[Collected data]

--- Begin ---

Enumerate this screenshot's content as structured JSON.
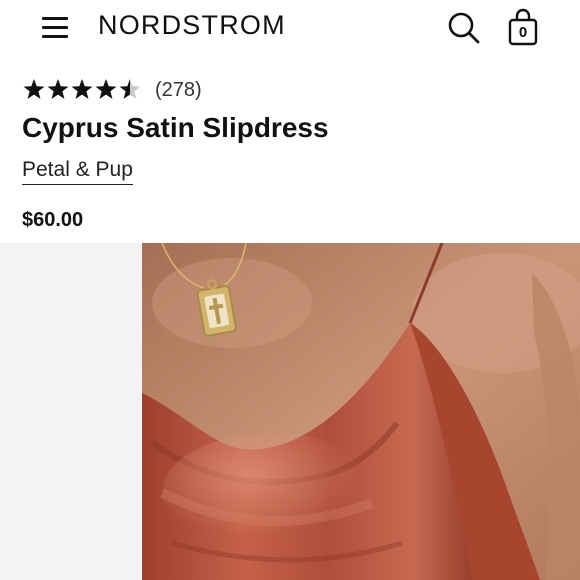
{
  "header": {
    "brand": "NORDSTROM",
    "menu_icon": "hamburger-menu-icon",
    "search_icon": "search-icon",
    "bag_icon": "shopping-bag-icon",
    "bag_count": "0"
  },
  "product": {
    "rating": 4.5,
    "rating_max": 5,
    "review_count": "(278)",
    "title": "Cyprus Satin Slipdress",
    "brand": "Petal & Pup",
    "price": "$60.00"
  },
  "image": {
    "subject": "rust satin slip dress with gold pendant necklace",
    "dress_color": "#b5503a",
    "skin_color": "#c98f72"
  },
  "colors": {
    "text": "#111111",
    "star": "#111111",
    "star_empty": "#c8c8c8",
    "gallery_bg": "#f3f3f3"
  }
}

--- End ---
--- Begin ---

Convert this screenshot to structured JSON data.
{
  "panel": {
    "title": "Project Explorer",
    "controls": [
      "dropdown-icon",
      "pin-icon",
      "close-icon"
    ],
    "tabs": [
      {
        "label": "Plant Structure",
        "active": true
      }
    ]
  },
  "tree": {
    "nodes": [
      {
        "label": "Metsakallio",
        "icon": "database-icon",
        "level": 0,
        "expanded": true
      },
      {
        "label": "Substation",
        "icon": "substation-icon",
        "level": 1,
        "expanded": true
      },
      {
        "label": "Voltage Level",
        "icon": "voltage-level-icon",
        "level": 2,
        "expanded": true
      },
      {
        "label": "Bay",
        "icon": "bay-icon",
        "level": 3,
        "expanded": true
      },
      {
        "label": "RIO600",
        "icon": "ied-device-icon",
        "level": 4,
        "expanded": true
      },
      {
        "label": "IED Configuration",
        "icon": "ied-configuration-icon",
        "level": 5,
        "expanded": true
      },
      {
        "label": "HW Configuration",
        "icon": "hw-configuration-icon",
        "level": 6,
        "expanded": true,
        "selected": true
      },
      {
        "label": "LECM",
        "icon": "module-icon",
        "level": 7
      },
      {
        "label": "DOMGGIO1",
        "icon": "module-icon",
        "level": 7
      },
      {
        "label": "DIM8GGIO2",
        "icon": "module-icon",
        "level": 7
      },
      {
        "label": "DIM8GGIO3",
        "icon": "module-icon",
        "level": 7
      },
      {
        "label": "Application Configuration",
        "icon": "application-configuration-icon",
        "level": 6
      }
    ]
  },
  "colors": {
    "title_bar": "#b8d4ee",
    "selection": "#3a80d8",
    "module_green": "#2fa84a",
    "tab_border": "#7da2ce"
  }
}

--- End ---

STATED TASK: Extract every line containing the string "screenshot" from the data above.

RESULT FOR THIS EXERCISE:
Enumerate this screenshot's content as structured JSON.
Convert this screenshot to structured JSON data.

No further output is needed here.